>> START DATA IN THIS EXERCISE

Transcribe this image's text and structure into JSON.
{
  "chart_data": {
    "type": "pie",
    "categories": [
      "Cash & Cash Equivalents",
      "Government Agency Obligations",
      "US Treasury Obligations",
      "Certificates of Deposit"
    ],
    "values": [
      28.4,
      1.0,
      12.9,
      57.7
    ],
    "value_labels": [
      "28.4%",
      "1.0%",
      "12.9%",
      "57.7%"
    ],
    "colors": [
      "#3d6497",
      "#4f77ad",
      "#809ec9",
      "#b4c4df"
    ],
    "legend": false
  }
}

>> END DATA IN THIS EXERCISE
>> START DATA IN THIS EXERCISE

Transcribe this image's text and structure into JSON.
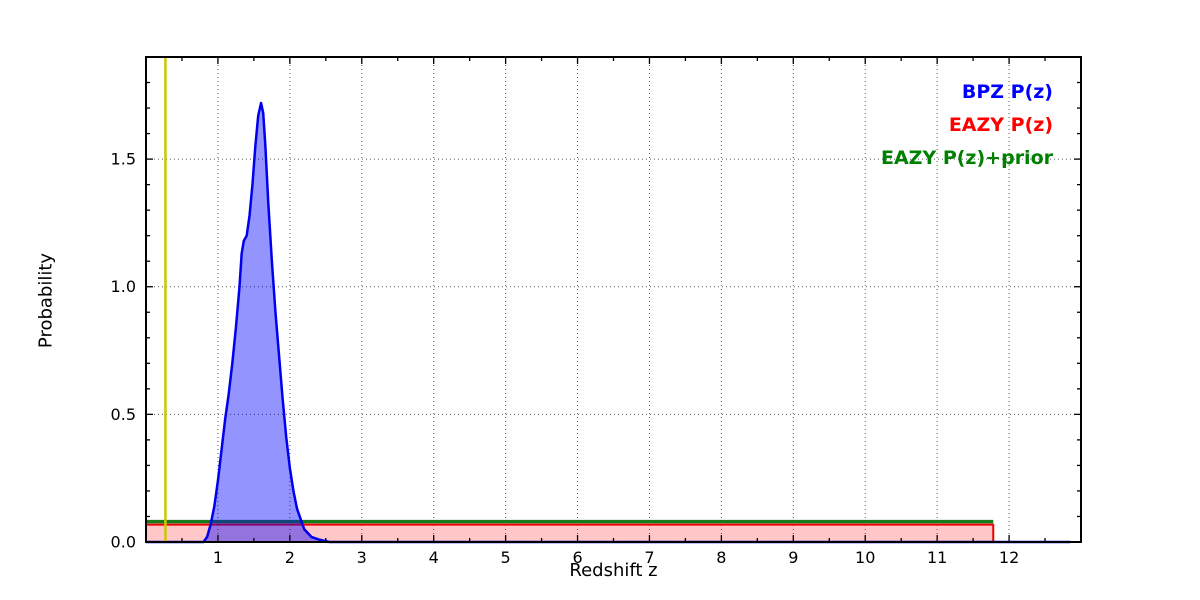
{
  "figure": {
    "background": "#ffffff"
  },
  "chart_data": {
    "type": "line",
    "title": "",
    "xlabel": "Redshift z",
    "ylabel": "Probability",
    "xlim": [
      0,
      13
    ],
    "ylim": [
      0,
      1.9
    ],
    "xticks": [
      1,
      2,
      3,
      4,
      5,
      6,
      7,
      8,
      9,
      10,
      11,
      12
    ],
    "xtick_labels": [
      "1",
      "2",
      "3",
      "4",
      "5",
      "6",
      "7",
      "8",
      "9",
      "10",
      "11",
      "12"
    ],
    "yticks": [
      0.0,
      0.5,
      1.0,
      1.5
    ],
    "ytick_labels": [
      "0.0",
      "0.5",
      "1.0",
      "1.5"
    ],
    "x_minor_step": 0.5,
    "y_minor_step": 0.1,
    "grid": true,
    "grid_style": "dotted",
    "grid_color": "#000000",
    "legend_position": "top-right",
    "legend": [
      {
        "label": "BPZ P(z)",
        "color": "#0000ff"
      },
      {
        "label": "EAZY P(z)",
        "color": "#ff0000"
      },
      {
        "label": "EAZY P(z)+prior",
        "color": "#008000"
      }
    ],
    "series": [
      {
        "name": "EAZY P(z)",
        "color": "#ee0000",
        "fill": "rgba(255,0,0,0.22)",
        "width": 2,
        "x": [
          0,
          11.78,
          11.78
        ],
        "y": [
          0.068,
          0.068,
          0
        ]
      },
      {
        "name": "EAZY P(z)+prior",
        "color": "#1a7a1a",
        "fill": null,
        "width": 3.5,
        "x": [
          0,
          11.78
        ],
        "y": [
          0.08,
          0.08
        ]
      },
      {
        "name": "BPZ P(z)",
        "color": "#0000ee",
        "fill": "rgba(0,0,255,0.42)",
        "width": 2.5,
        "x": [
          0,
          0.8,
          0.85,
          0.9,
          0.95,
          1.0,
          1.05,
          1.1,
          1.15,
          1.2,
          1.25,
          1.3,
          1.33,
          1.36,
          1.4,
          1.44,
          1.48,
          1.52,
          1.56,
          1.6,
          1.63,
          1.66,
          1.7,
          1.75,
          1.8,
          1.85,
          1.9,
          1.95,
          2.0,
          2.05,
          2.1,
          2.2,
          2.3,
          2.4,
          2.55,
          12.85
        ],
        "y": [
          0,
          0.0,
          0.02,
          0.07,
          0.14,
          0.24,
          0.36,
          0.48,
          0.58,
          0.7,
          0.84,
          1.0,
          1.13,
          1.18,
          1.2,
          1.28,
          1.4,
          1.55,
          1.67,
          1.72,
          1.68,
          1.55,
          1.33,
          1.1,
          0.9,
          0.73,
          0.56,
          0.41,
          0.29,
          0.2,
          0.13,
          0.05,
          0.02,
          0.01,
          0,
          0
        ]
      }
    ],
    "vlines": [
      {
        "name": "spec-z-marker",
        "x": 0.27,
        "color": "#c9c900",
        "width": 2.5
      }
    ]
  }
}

>> END DATA IN THIS EXERCISE

• WHAT THIS TASK INVOLVES: Say how many lines of the material contain the word "Obligations", with no other text.

• WORKED SOLUTION: 2